• _Task brief_
Look through the data for the string "관련하여". Copy every line where it is found.

════════════════════

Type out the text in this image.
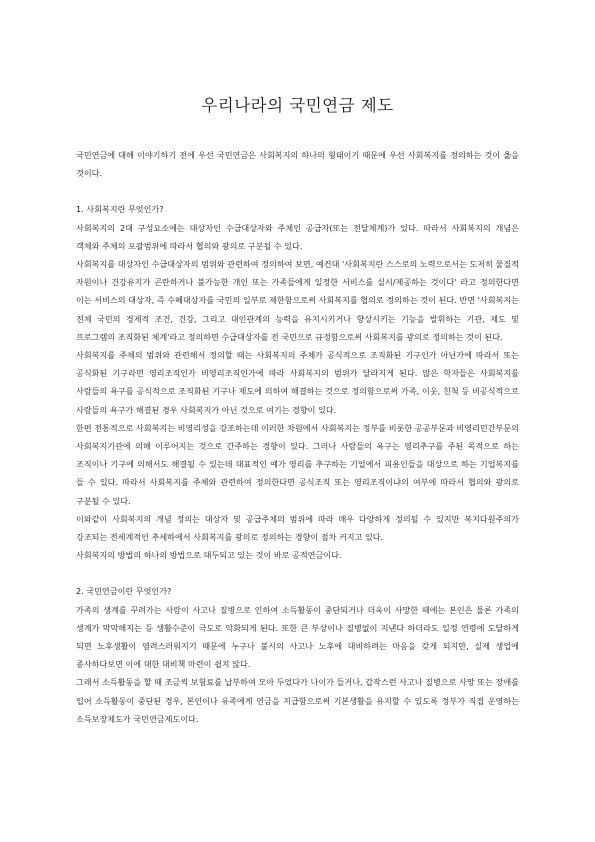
우리나라의 국민연금 제도

국민연금에 대해 이야기하기 전에 우선 국민연금은 사회복지의 하나의 형태이기 때문에 우선 사회복지를 정의하는 것이 옳을 것이다.

1. 사회복지란 무엇인가?

사회복지의 2대 구성요소에는 대상자인 수급대상자와 주체인 공급자(또는 전달체계)가 있다. 따라서 사회복지의 개념은 객체와 주체의 포괄범위에 따라서 협의와 광의로 구분될 수 있다.

사회복지를 대상자인 수급대상자의 범위와 관련하여 정의하여 보면, 예컨대 '사회복지란 스스로의 노력으로서는 도저히 물질적 자원이나 건강유지가 곤란하거나 불가능한 개인 또는 가족들에게 일정한 서비스를 실시/제공하는 것이다' 라고 정의한다면 이는 서비스의 대상자, 즉 수혜대상자를 국민의 일부로 제한함으로써 사회복지를 협의로 정의하는 것이 된다. 반면 '사회복지는 전체 국민의 경제적 조건, 건강, 그리고 대인관계의 능력을 유지시키거나 향상시키는 기능을 발휘하는 기관, 제도 및 프로그램의 조직화된 체계'라고 정의하면 수급대상자를 전 국민으로 규정함으로써 사회복지를 광의로 정의하는 것이 된다.

사회복지를 주체의 범위와 관련해서 정의할 때는 사회복지의 주체가 공식적으로 조직화된 기구인가 아닌가에 따라서 또는 공식화된 기구라면 영리조직인가 비영리조직인가에 따라 사회복지의 범위가 달라지게 된다. 많은 학자들은 사회복지를 사람들의 욕구를 공식적으로 조직화된 기구나 제도에 의하여 해결하는 것으로 정의함으로써 가족, 이웃, 친척 등 비공식적으로 사람들의 욕구가 해결된 경우 사회복지가 아닌 것으로 여기는 경향이 있다.

한편 전통적으로 사회복지는 비영리성을 강조하는데 이러한 차원에서 사회복지는 정부를 비롯한 공공부문과 비영리민간부문의 사회복지기관에 의해 이루어지는 것으로 간주하는 경향이 있다. 그러나 사람들의 욕구는 영리추구를 주된 목적으로 하는 조직이나 기구에 의해서도 해결될 수 있는데 대표적인 예가 영리를 추구하는 기업에서 피용인들을 대상으로 하는 기업복지를 들 수 있다. 따라서 사회복지를 주체와 관련하여 정의한다면 공식조직 또는 영리조직이냐의 여부에 따라서 협의와 광의로 구분될 수 있다.

이와같이 사회복지의 개념 정의는 대상자 및 공급주체의 범위에 따라 매우 다양하게 정의될 수 있지만 복지다원주의가 강조되는 전세계적인 추세하에서 사회복지를 광의로 정의하는 경향이 점차 커지고 있다.

사회복지의 방법의 하나의 방법으로 대두되고 있는 것이 바로 공적연금이다.

2. 국민연금이란 무엇인가?

가족의 생계를 꾸려가는 사람이 사고나 질병으로 인하여 소득활동이 중단되거나 더욱이 사망한 때에는 본인은 물론 가족의 생계가 막막해지는 등 생활수준이 극도로 악화되게 된다. 또한 큰 부상이나 질병없이 지낸다 하더라도 일정 연령에 도달하게 되면 노후생활이 염려스러워지기 때문에 누구나 불시의 사고나 노후에 대비하려는 마음을 갖게 되지만, 실제 생업에 종사하다보면 이에 대한 대비책 마련이 쉽지 않다.

그래서 소득활동을 할 때 조금씩 보험료를 납부하여 모아 두었다가 나이가 들거나, 갑작스런 사고나 질병으로 사망 또는 장애를 입어 소득활동이 중단된 경우, 본인이나 유족에게 연금을 지급함으로써 기본생활을 유지할 수 있도록 정부가 직접 운영하는 소득보장제도가 국민연금제도이다.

════════════════════

• _Response_
사회복지를 대상자인 수급대상자의 범위와 관련하여 정의하여 보면, 예컨대 '사회복지란 스스로의 노력으로서는 도저히 물질적 자원이나 건강유지가 곤란하거나 불가능한 개인 또는 가족들에게 일정한 서비스를 실시/제공하는 것이다' 라고 정의한다면 이는 서비스의 대상자, 즉 수혜대상자를 국민의 일부로 제한함으로써 사회복지를 협의로 정의하는 것이 된다. 반면 '사회복지는 전체 국민의 경제적 조건, 건강, 그리고 대인관계의 능력을 유지시키거나 향상시키는 기능을 발휘하는 기관, 제도 및 프로그램의 조직화된 체계'라고 정의하면 수급대상자를 전 국민으로 규정함으로써 사회복지를 광의로 정의하는 것이 된다.
한편 전통적으로 사회복지는 비영리성을 강조하는데 이러한 차원에서 사회복지는 정부를 비롯한 공공부문과 비영리민간부문의 사회복지기관에 의해 이루어지는 것으로 간주하는 경향이 있다. 그러나 사람들의 욕구는 영리추구를 주된 목적으로 하는 조직이나 기구에 의해서도 해결될 수 있는데 대표적인 예가 영리를 추구하는 기업에서 피용인들을 대상으로 하는 기업복지를 들 수 있다. 따라서 사회복지를 주체와 관련하여 정의한다면 공식조직 또는 영리조직이냐의 여부에 따라서 협의와 광의로 구분될 수 있다.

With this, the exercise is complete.